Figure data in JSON
....................

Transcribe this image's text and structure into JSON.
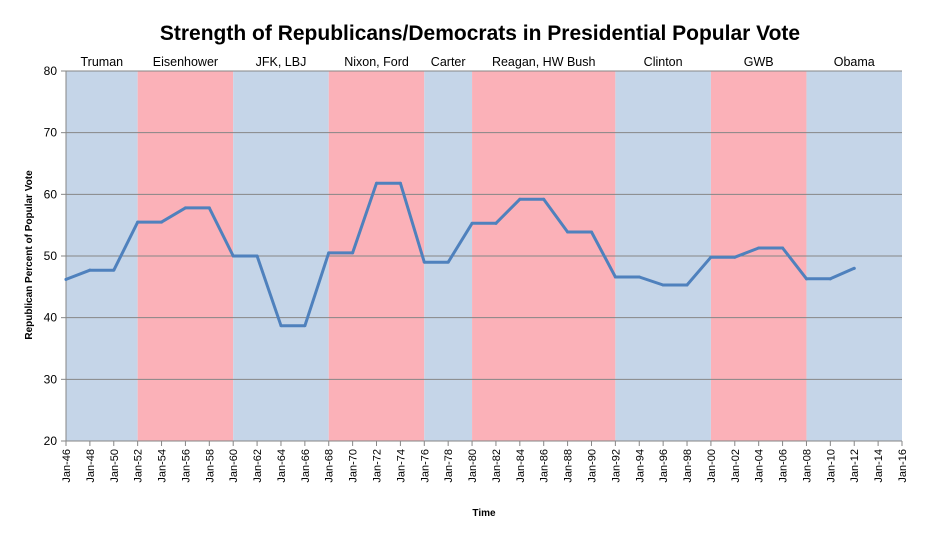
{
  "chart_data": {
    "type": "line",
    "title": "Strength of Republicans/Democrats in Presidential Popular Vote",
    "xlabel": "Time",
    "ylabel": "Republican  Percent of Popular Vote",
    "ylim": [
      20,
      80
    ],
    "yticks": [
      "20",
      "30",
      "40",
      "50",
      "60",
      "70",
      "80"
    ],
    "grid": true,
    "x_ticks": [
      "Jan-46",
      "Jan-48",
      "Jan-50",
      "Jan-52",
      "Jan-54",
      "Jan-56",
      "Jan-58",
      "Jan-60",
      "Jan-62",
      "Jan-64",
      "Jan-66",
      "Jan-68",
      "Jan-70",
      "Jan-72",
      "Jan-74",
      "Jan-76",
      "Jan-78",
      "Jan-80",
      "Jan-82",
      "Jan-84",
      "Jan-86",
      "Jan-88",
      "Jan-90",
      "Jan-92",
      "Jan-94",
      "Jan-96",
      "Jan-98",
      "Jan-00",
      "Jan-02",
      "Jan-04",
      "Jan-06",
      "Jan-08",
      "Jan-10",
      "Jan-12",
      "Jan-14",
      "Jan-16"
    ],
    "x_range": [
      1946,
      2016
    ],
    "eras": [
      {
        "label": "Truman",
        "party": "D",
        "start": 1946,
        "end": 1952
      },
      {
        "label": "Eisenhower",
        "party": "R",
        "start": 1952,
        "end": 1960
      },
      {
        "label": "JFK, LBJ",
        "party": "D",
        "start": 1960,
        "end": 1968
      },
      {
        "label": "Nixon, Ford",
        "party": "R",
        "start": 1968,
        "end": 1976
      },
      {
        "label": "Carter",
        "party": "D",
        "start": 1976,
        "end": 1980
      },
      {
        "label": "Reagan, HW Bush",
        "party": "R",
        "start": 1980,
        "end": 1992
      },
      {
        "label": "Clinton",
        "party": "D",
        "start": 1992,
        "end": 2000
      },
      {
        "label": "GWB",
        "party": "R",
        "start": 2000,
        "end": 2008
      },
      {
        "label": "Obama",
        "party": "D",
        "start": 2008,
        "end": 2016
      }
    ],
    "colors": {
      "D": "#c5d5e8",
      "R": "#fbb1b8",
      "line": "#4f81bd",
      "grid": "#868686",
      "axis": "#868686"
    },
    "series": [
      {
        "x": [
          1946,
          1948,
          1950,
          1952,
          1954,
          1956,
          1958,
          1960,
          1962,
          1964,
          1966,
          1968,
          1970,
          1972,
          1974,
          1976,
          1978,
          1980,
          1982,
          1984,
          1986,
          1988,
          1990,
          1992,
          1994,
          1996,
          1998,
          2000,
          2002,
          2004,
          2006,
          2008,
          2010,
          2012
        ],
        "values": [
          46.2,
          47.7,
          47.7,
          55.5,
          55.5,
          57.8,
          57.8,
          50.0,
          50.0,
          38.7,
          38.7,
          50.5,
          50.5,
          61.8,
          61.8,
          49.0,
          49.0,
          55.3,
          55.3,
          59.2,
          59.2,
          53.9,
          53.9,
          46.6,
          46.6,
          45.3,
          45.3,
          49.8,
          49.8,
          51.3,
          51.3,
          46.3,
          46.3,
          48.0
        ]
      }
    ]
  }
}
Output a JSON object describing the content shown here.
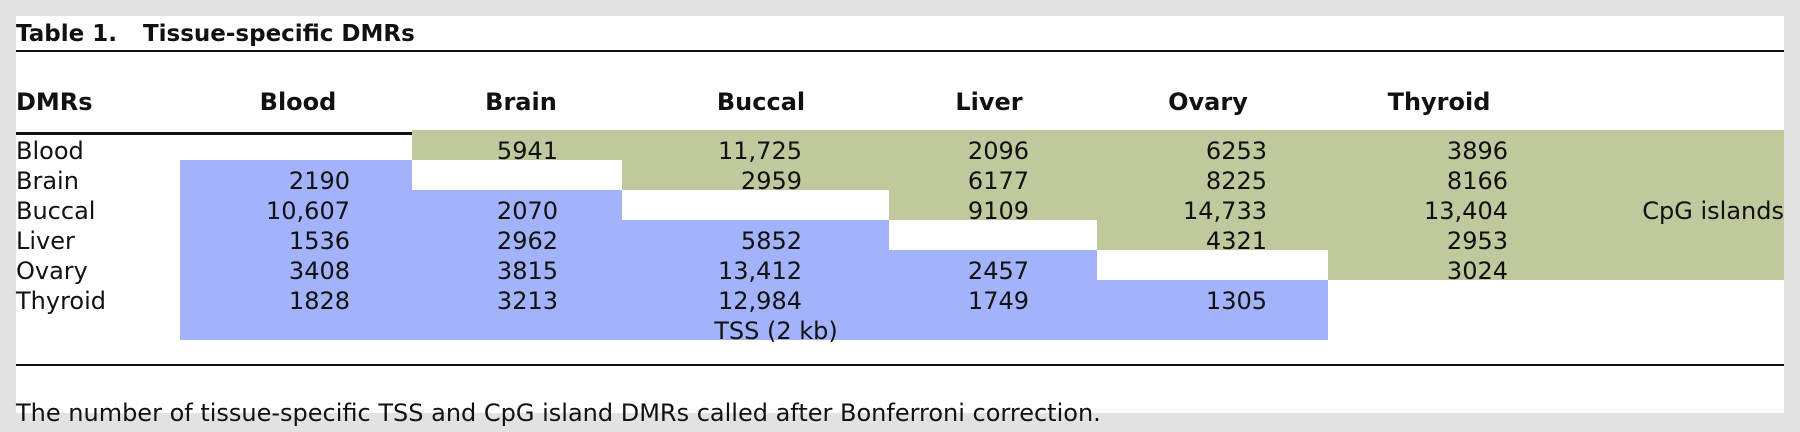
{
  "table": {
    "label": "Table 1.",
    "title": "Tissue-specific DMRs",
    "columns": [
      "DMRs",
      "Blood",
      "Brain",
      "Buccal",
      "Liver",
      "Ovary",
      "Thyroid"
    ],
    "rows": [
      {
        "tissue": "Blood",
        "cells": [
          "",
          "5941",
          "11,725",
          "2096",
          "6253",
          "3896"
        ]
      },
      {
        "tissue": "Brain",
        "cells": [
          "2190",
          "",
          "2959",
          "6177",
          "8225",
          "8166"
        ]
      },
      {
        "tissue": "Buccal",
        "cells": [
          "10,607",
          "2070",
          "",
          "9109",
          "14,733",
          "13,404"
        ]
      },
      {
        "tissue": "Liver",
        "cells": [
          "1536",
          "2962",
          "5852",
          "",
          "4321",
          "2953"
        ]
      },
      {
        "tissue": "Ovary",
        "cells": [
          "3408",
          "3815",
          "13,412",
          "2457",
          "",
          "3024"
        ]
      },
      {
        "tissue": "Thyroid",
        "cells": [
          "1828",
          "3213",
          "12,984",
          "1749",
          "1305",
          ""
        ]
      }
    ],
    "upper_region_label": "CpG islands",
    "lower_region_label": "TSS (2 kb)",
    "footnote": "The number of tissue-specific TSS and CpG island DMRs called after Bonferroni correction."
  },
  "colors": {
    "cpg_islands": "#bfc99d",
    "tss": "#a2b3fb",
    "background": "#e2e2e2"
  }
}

....................

### Exercise aim
Select every line where the word "DMRs" occurs.

### Finished exercise
    "title": "Tissue-specific DMRs",
      "DMRs",
    "footnote": "The number of tissue-specific TSS and CpG island DMRs called after Bonferroni correction."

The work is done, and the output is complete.